> **YOUR TASK**
Print all of the lines exactly. Any picture among them stays out.

> **GIVEN ENTRIES**
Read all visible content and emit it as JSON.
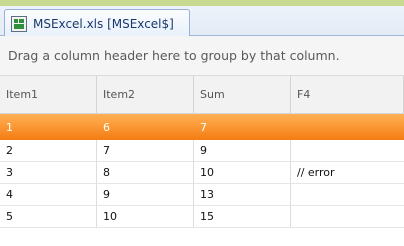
{
  "tab": {
    "label": "MSExcel.xls [MSExcel$]",
    "icon": "excel-sheet-icon"
  },
  "group_panel": {
    "text": "Drag a column header here to group by that column."
  },
  "grid": {
    "columns": [
      "Item1",
      "Item2",
      "Sum",
      "F4"
    ],
    "rows": [
      [
        "1",
        "6",
        "7",
        ""
      ],
      [
        "2",
        "7",
        "9",
        ""
      ],
      [
        "3",
        "8",
        "10",
        "// error"
      ],
      [
        "4",
        "9",
        "13",
        ""
      ],
      [
        "5",
        "10",
        "15",
        ""
      ]
    ],
    "selected_row": 0
  },
  "colors": {
    "selection_top": "#ffb155",
    "selection_bottom": "#f47c12",
    "accent_border": "#97b1d6"
  }
}
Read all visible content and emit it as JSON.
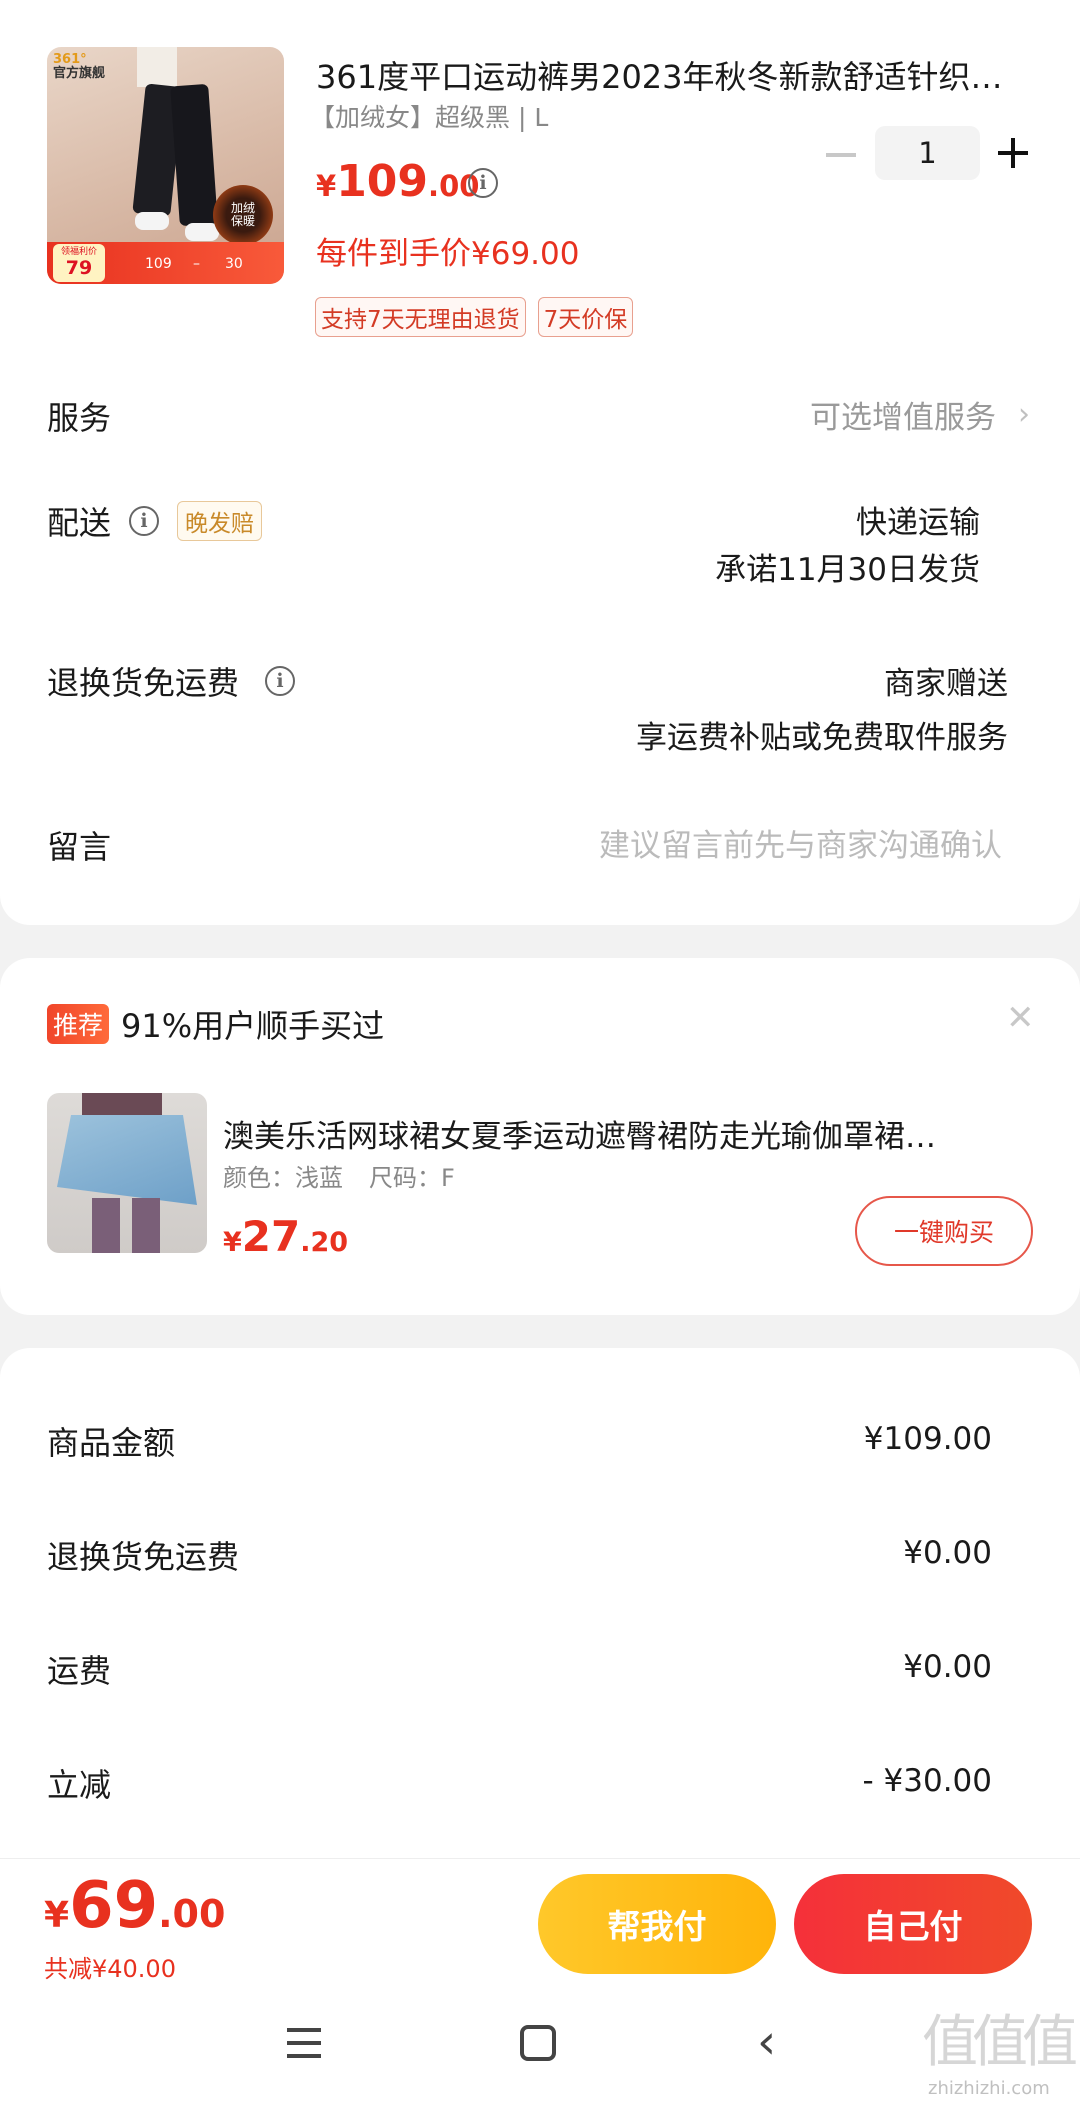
{
  "product": {
    "title": "361度平口运动裤男2023年秋冬新款舒适针织…",
    "variant": "【加绒女】超级黑 | L",
    "price_symbol": "¥",
    "price_main": "109",
    "price_decimal": ".00",
    "final_price_label": "每件到手价¥69.00",
    "quantity": "1",
    "tags": [
      "支持7天无理由退货",
      "7天价保"
    ],
    "thumb": {
      "brand_text": "官方旗舰",
      "badge_text": "加绒\n保暖",
      "bar_left_label": "领福利价",
      "bar_left_value": "79",
      "bar_mid_value": "109",
      "bar_right_value": "30"
    }
  },
  "rows": {
    "service_label": "服务",
    "service_value": "可选增值服务",
    "delivery_label": "配送",
    "delivery_badge": "晚发赔",
    "delivery_value1": "快递运输",
    "delivery_value2": "承诺11月30日发货",
    "return_label": "退换货免运费",
    "return_value1": "商家赠送",
    "return_value2": "享运费补贴或免费取件服务",
    "note_label": "留言",
    "note_placeholder": "建议留言前先与商家沟通确认"
  },
  "recommend": {
    "badge": "推荐",
    "title": "91%用户顺手买过",
    "item_title": "澳美乐活网球裙女夏季运动遮臀裙防走光瑜伽罩裙…",
    "item_color": "颜色：浅蓝",
    "item_size": "尺码：F",
    "price_symbol": "¥",
    "price_main": "27",
    "price_decimal": ".20",
    "buy_button": "一键购买"
  },
  "summary": [
    {
      "label": "商品金额",
      "value": "¥109.00",
      "red": false
    },
    {
      "label": "退换货免运费",
      "value": "¥0.00",
      "red": false
    },
    {
      "label": "运费",
      "value": "¥0.00",
      "red": false
    },
    {
      "label": "立减",
      "value": "- ¥30.00",
      "red": true
    }
  ],
  "footer": {
    "price_symbol": "¥",
    "price_main": "69",
    "price_decimal": ".00",
    "discount": "共减¥40.00",
    "help_pay": "帮我付",
    "self_pay": "自己付"
  },
  "watermark": {
    "chars": "值值值",
    "url": "zhizhizhi.com"
  },
  "colors": {
    "accent_red": "#e8311f",
    "help_pay_yellow": "#ffc11a",
    "self_pay_red": "#f0293a"
  }
}
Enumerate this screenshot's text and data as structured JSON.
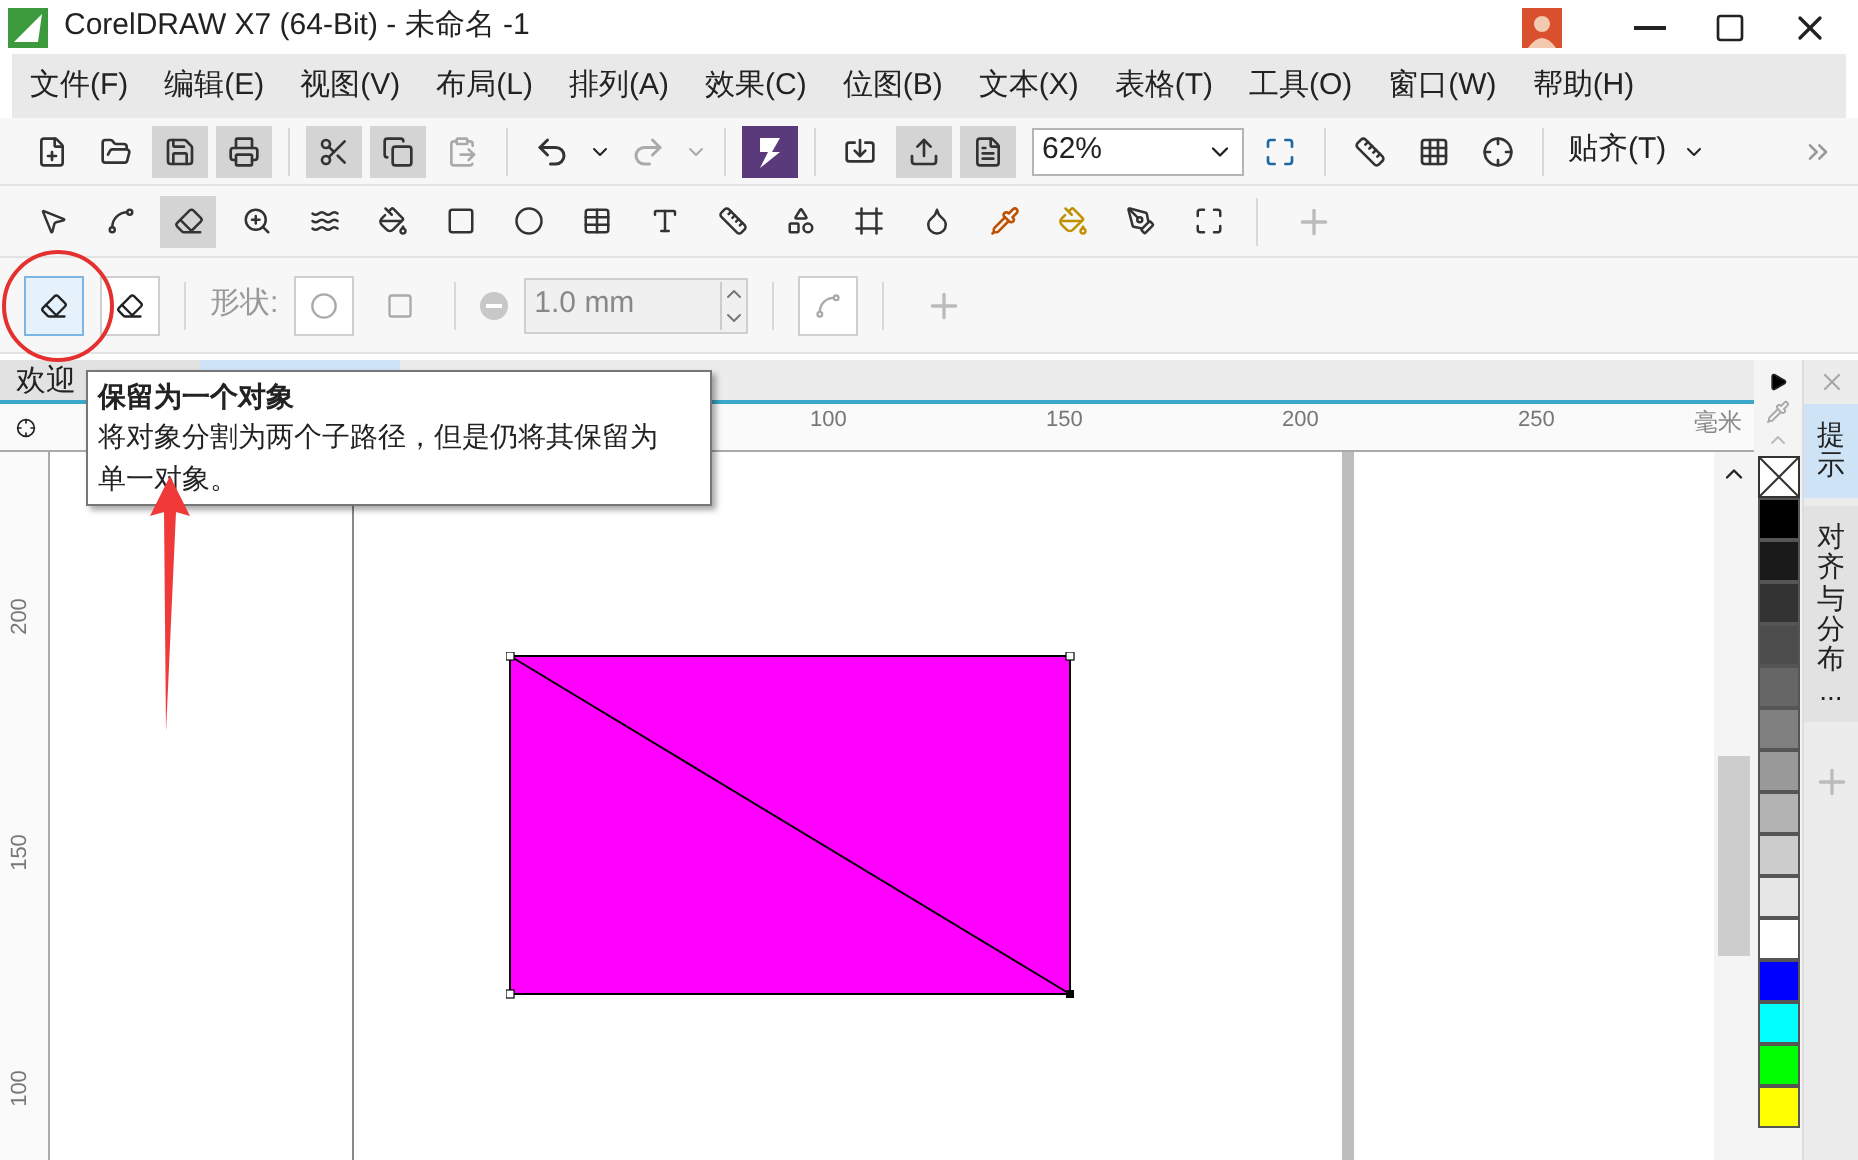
{
  "window": {
    "title": "CorelDRAW X7 (64-Bit) - 未命名 -1"
  },
  "menu": [
    "文件(F)",
    "编辑(E)",
    "视图(V)",
    "布局(L)",
    "排列(A)",
    "效果(C)",
    "位图(B)",
    "文本(X)",
    "表格(T)",
    "工具(O)",
    "窗口(W)",
    "帮助(H)"
  ],
  "standard_toolbar": {
    "zoom": "62%",
    "snap": "贴齐(T)"
  },
  "property_bar": {
    "modes": [
      {
        "selected": true
      },
      {
        "selected": false
      }
    ],
    "shape_label": "形状:",
    "nib_size": "1.0 mm"
  },
  "tabs": [
    {
      "label": "欢迎",
      "selected": false
    },
    {
      "selected": true
    }
  ],
  "tooltip": {
    "title": "保留为一个对象",
    "text": "将对象分割为两个子路径，但是仍将其保留为单一对象。"
  },
  "ruler": {
    "top_labels": [
      "100",
      "150",
      "200",
      "250"
    ],
    "unit": "毫米",
    "left_labels": [
      "200",
      "150",
      "100"
    ]
  },
  "palette": [
    {
      "color": "#000000"
    },
    {
      "color": "#1a1a1a"
    },
    {
      "color": "#333333"
    },
    {
      "color": "#4d4d4d"
    },
    {
      "color": "#666666"
    },
    {
      "color": "#808080"
    },
    {
      "color": "#999999"
    },
    {
      "color": "#b3b3b3"
    },
    {
      "color": "#cccccc"
    },
    {
      "color": "#e6e6e6"
    },
    {
      "color": "#ffffff"
    },
    {
      "color": "#0000ff"
    },
    {
      "color": "#00ffff"
    },
    {
      "color": "#00ff00"
    },
    {
      "color": "#ffff00"
    }
  ],
  "dockers": [
    {
      "label": "提示",
      "selected": true
    },
    {
      "label": "对齐与分布...",
      "selected": false
    }
  ]
}
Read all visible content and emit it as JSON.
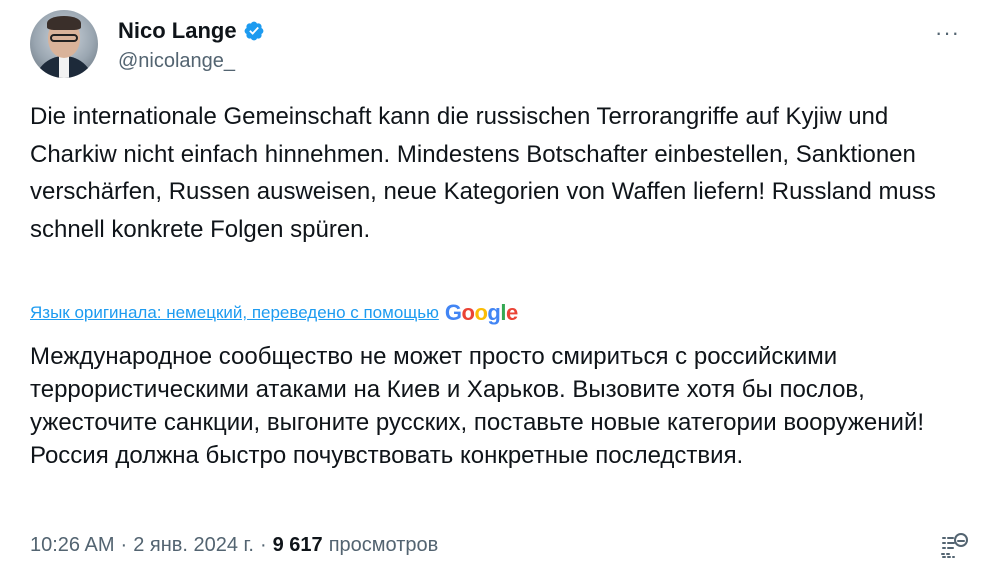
{
  "author": {
    "name": "Nico Lange",
    "handle": "@nicolange_",
    "verified": true
  },
  "more_menu": {
    "label": "···"
  },
  "tweet": {
    "text": "Die internationale Gemeinschaft kann die russischen Terrorangriffe auf Kyjiw und Charkiw nicht einfach hinnehmen. Mindestens Botschafter einbestellen, Sanktionen verschärfen, Russen ausweisen, neue Kategorien von Waffen liefern! Russland muss schnell konkrete Folgen spüren."
  },
  "translation": {
    "notice": "Язык оригинала: немецкий, переведено с помощью",
    "provider": "Google",
    "text": "Международное сообщество не может просто смириться с российскими террористическими атаками на Киев и Харьков. Вызовите хотя бы послов, ужесточите санкции, выгоните русских, поставьте новые категории вооружений! Россия должна быстро почувствовать конкретные последствия."
  },
  "meta": {
    "time": "10:26 AM",
    "date": "2 янв. 2024 г.",
    "sep": "·",
    "views_count": "9 617",
    "views_label": "просмотров"
  },
  "colors": {
    "accent": "#1d9bf0",
    "text": "#0f1419",
    "secondary": "#536471"
  },
  "icons": {
    "verified": "verified-badge-icon",
    "more": "more-horizontal-icon",
    "stats": "post-analytics-icon"
  }
}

> **WORKED SOLUTION**
Read all visible content and emit it as JSON.
{
  "tab": {
    "label": "MSExcel.xls [MSExcel$]",
    "icon": "excel-sheet-icon"
  },
  "group_panel": {
    "text": "Drag a column header here to group by that column."
  },
  "grid": {
    "columns": [
      "Item1",
      "Item2",
      "Sum",
      "F4"
    ],
    "rows": [
      [
        "1",
        "6",
        "7",
        ""
      ],
      [
        "2",
        "7",
        "9",
        ""
      ],
      [
        "3",
        "8",
        "10",
        "// error"
      ],
      [
        "4",
        "9",
        "13",
        ""
      ],
      [
        "5",
        "10",
        "15",
        ""
      ]
    ],
    "selected_row": 0
  },
  "colors": {
    "selection_top": "#ffb155",
    "selection_bottom": "#f47c12",
    "accent_border": "#97b1d6"
  }
}
Read all visible content and emit it as JSON.
{
  "product": {
    "title": "361度平口运动裤男2023年秋冬新款舒适针织…",
    "variant": "【加绒女】超级黑 | L",
    "price_symbol": "¥",
    "price_main": "109",
    "price_decimal": ".00",
    "final_price_label": "每件到手价¥69.00",
    "quantity": "1",
    "tags": [
      "支持7天无理由退货",
      "7天价保"
    ],
    "thumb": {
      "brand_text": "官方旗舰",
      "badge_text": "加绒\n保暖",
      "bar_left_label": "领福利价",
      "bar_left_value": "79",
      "bar_mid_value": "109",
      "bar_right_value": "30"
    }
  },
  "rows": {
    "service_label": "服务",
    "service_value": "可选增值服务",
    "delivery_label": "配送",
    "delivery_badge": "晚发赔",
    "delivery_value1": "快递运输",
    "delivery_value2": "承诺11月30日发货",
    "return_label": "退换货免运费",
    "return_value1": "商家赠送",
    "return_value2": "享运费补贴或免费取件服务",
    "note_label": "留言",
    "note_placeholder": "建议留言前先与商家沟通确认"
  },
  "recommend": {
    "badge": "推荐",
    "title": "91%用户顺手买过",
    "item_title": "澳美乐活网球裙女夏季运动遮臀裙防走光瑜伽罩裙…",
    "item_color": "颜色：浅蓝",
    "item_size": "尺码：F",
    "price_symbol": "¥",
    "price_main": "27",
    "price_decimal": ".20",
    "buy_button": "一键购买"
  },
  "summary": [
    {
      "label": "商品金额",
      "value": "¥109.00",
      "red": false
    },
    {
      "label": "退换货免运费",
      "value": "¥0.00",
      "red": false
    },
    {
      "label": "运费",
      "value": "¥0.00",
      "red": false
    },
    {
      "label": "立减",
      "value": "- ¥30.00",
      "red": true
    }
  ],
  "footer": {
    "price_symbol": "¥",
    "price_main": "69",
    "price_decimal": ".00",
    "discount": "共减¥40.00",
    "help_pay": "帮我付",
    "self_pay": "自己付"
  },
  "watermark": {
    "chars": "值值值",
    "url": "zhizhizhi.com"
  },
  "colors": {
    "accent_red": "#e8311f",
    "help_pay_yellow": "#ffc11a",
    "self_pay_red": "#f0293a"
  }
}
Enumerate this screenshot's text and data as structured JSON.
{
  "window": {
    "title": "CorelDRAW X7 (64-Bit) - 未命名 -1"
  },
  "menu": [
    "文件(F)",
    "编辑(E)",
    "视图(V)",
    "布局(L)",
    "排列(A)",
    "效果(C)",
    "位图(B)",
    "文本(X)",
    "表格(T)",
    "工具(O)",
    "窗口(W)",
    "帮助(H)"
  ],
  "standard_toolbar": {
    "zoom": "62%",
    "snap": "贴齐(T)"
  },
  "property_bar": {
    "modes": [
      {
        "selected": true
      },
      {
        "selected": false
      }
    ],
    "shape_label": "形状:",
    "nib_size": "1.0 mm"
  },
  "tabs": [
    {
      "label": "欢迎",
      "selected": false
    },
    {
      "selected": true
    }
  ],
  "tooltip": {
    "title": "保留为一个对象",
    "text": "将对象分割为两个子路径，但是仍将其保留为单一对象。"
  },
  "ruler": {
    "top_labels": [
      "100",
      "150",
      "200",
      "250"
    ],
    "unit": "毫米",
    "left_labels": [
      "200",
      "150",
      "100"
    ]
  },
  "palette": [
    {
      "color": "#000000"
    },
    {
      "color": "#1a1a1a"
    },
    {
      "color": "#333333"
    },
    {
      "color": "#4d4d4d"
    },
    {
      "color": "#666666"
    },
    {
      "color": "#808080"
    },
    {
      "color": "#999999"
    },
    {
      "color": "#b3b3b3"
    },
    {
      "color": "#cccccc"
    },
    {
      "color": "#e6e6e6"
    },
    {
      "color": "#ffffff"
    },
    {
      "color": "#0000ff"
    },
    {
      "color": "#00ffff"
    },
    {
      "color": "#00ff00"
    },
    {
      "color": "#ffff00"
    }
  ],
  "dockers": [
    {
      "label": "提示",
      "selected": true
    },
    {
      "label": "对齐与分布...",
      "selected": false
    }
  ]
}
Read all visible content and emit it as JSON.
{
  "author": {
    "name": "Nico Lange",
    "handle": "@nicolange_",
    "verified": true
  },
  "more_menu": {
    "label": "···"
  },
  "tweet": {
    "text": "Die internationale Gemeinschaft kann die russischen Terrorangriffe auf Kyjiw und Charkiw nicht einfach hinnehmen. Mindestens Botschafter einbestellen, Sanktionen verschärfen, Russen ausweisen, neue Kategorien von Waffen liefern! Russland muss schnell konkrete Folgen spüren."
  },
  "translation": {
    "notice": "Язык оригинала: немецкий, переведено с помощью",
    "provider": "Google",
    "text": "Международное сообщество не может просто смириться с российскими террористическими атаками на Киев и Харьков. Вызовите хотя бы послов, ужесточите санкции, выгоните русских, поставьте новые категории вооружений! Россия должна быстро почувствовать конкретные последствия."
  },
  "meta": {
    "time": "10:26 AM",
    "date": "2 янв. 2024 г.",
    "sep": "·",
    "views_count": "9 617",
    "views_label": "просмотров"
  },
  "colors": {
    "accent": "#1d9bf0",
    "text": "#0f1419",
    "secondary": "#536471"
  },
  "icons": {
    "verified": "verified-badge-icon",
    "more": "more-horizontal-icon",
    "stats": "post-analytics-icon"
  }
}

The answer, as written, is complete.